PROBLEM → Read through the records below and copy each line that uses the word "Type".

--- start INPUT DATA ---

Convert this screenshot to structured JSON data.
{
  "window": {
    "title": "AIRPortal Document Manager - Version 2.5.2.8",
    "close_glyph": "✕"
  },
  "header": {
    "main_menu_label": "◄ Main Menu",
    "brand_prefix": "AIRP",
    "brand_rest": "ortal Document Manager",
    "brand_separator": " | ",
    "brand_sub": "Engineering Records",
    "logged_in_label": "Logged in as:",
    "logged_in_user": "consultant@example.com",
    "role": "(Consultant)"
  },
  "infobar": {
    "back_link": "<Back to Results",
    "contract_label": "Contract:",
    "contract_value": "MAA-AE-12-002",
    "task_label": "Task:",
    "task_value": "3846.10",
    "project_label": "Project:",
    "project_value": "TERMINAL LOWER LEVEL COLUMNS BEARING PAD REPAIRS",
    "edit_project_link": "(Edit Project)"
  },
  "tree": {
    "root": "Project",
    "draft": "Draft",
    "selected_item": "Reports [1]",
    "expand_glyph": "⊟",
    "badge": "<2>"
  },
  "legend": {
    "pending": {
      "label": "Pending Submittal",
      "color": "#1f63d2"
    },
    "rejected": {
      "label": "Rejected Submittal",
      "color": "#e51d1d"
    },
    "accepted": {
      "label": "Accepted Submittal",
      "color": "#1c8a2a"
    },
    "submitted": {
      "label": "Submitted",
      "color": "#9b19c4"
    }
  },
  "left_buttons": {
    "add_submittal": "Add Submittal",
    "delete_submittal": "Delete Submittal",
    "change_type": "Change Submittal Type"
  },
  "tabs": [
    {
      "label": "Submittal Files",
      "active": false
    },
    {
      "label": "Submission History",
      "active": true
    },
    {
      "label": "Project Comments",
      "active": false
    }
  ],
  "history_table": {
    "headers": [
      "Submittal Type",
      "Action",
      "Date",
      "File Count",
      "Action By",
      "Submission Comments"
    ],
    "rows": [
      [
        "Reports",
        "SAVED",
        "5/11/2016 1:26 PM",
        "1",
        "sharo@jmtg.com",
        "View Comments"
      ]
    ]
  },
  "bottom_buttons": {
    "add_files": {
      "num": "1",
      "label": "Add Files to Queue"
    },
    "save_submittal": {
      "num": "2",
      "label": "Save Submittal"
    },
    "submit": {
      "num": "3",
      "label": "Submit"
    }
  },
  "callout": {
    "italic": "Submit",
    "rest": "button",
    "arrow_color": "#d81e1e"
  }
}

--- end INPUT DATA ---

SOLUTION TO THIS TASK →
    "change_type": "Change Submittal Type"
      "Submittal Type",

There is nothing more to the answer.